Given instruction: Scan the data below and pick out the lines containing the word "отдых".

Extracted information:
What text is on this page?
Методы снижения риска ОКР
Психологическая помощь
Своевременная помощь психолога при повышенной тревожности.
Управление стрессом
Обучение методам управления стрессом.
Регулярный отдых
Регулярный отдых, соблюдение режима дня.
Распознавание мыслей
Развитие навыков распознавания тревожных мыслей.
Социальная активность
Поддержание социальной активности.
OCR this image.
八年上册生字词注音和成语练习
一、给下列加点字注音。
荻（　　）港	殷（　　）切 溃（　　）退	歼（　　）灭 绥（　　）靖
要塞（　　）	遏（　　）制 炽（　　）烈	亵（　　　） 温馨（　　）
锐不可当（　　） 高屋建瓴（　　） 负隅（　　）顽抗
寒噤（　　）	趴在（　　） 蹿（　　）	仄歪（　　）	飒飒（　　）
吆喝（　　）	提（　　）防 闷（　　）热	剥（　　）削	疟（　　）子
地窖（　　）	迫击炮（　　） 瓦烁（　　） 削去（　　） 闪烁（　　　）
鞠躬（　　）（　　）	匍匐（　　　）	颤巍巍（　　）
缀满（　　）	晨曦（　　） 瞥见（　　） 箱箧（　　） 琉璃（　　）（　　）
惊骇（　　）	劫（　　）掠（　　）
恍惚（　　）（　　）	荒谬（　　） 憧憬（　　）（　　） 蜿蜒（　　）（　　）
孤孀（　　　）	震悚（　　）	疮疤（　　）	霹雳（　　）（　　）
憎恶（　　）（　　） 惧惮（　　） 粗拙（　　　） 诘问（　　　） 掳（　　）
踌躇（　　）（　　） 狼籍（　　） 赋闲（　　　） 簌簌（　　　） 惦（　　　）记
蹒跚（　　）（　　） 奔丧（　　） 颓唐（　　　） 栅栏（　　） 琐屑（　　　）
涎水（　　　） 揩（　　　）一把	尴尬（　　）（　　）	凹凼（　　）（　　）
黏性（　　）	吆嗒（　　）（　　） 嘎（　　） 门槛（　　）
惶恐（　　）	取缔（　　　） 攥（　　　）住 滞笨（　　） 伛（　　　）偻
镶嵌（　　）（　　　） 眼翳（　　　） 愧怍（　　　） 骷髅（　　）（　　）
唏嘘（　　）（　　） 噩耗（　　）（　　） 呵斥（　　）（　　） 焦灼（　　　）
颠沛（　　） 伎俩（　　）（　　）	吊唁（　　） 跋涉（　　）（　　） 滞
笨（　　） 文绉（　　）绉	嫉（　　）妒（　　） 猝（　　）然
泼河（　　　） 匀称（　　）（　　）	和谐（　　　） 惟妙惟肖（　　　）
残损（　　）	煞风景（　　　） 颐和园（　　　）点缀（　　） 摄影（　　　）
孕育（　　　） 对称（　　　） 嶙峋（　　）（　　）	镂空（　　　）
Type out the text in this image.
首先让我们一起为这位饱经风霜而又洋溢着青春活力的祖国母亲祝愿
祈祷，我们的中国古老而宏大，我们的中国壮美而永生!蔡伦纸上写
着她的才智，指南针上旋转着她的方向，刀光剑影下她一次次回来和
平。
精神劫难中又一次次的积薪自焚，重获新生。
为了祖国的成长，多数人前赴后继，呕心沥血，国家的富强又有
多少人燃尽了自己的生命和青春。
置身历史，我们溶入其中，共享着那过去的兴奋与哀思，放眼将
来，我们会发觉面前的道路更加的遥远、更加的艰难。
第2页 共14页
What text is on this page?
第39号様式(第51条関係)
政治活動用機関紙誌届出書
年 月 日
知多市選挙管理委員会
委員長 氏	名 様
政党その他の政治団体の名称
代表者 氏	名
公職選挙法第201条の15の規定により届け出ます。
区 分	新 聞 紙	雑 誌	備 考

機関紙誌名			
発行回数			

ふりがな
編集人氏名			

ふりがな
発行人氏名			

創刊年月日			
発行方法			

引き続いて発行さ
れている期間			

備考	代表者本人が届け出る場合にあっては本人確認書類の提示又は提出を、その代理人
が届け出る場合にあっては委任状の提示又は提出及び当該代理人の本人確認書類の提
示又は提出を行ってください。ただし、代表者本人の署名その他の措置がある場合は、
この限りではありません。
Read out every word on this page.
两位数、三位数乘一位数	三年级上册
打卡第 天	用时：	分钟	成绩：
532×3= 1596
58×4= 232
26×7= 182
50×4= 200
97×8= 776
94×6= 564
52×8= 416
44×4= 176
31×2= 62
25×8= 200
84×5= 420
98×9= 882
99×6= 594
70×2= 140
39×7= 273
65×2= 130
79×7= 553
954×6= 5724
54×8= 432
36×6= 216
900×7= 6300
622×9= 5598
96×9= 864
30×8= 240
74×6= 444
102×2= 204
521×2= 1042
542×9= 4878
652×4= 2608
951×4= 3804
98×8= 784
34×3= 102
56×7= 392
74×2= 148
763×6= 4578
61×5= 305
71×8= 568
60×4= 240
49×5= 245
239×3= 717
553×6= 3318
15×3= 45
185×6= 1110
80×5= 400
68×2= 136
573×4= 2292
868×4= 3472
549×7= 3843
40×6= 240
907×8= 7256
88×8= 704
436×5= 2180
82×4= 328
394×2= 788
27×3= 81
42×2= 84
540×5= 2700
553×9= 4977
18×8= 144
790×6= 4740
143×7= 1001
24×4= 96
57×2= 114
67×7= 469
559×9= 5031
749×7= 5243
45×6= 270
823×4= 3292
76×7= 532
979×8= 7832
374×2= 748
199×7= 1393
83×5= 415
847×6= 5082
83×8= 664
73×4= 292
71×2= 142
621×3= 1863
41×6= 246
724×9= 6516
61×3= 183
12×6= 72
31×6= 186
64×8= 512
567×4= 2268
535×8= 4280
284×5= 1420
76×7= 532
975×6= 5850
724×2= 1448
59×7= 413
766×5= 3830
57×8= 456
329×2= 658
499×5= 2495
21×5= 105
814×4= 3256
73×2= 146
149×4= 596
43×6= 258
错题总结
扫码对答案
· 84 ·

Problem solution:
Регулярный отдых
Регулярный отдых, соблюдение режима дня.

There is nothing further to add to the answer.